*Problem details:*
An exact copy of all the data is required, with pictures left out.

*Material supplied:*

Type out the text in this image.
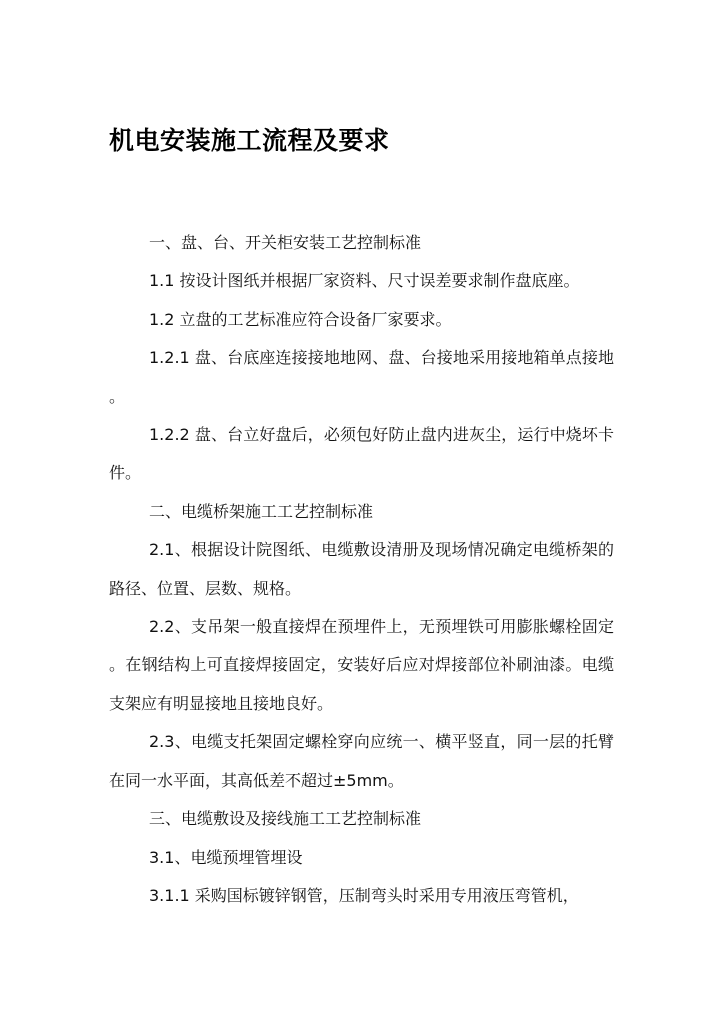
机电安装施工流程及要求

一、盘、台、开关柜安装工艺控制标准

1.1 按设计图纸并根据厂家资料、尺寸误差要求制作盘底座。

1.2 立盘的工艺标准应符合设备厂家要求。

1.2.1 盘、台底座连接接地地网、盘、台接地采用接地箱单点接地。

1.2.2 盘、台立好盘后，必须包好防止盘内进灰尘，运行中烧坏卡件。

二、电缆桥架施工工艺控制标准

2.1、根据设计院图纸、电缆敷设清册及现场情况确定电缆桥架的路径、位置、层数、规格。

2.2、支吊架一般直接焊在预埋件上，无预埋铁可用膨胀螺栓固定。在钢结构上可直接焊接固定，安装好后应对焊接部位补刷油漆。电缆支架应有明显接地且接地良好。

2.3、电缆支托架固定螺栓穿向应统一、横平竖直，同一层的托臂在同一水平面，其高低差不超过±5mm。

三、电缆敷设及接线施工工艺控制标准

3.1、电缆预埋管埋设

3.1.1 采购国标镀锌钢管，压制弯头时采用专用液压弯管机，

*Task result:*
Type out the text in this image.
机电安装施工流程及要求

一、盘、台、开关柜安装工艺控制标准

1.1 按设计图纸并根据厂家资料、尺寸误差要求制作盘底座。

1.2 立盘的工艺标准应符合设备厂家要求。

1.2.1 盘、台底座连接接地地网、盘、台接地采用接地箱单点接地。

1.2.2 盘、台立好盘后，必须包好防止盘内进灰尘，运行中烧坏卡件。

二、电缆桥架施工工艺控制标准

2.1、根据设计院图纸、电缆敷设清册及现场情况确定电缆桥架的路径、位置、层数、规格。

2.2、支吊架一般直接焊在预埋件上，无预埋铁可用膨胀螺栓固定。在钢结构上可直接焊接固定，安装好后应对焊接部位补刷油漆。电缆支架应有明显接地且接地良好。

2.3、电缆支托架固定螺栓穿向应统一、横平竖直，同一层的托臂在同一水平面，其高低差不超过±5mm。

三、电缆敷设及接线施工工艺控制标准

3.1、电缆预埋管埋设

3.1.1 采购国标镀锌钢管，压制弯头时采用专用液压弯管机，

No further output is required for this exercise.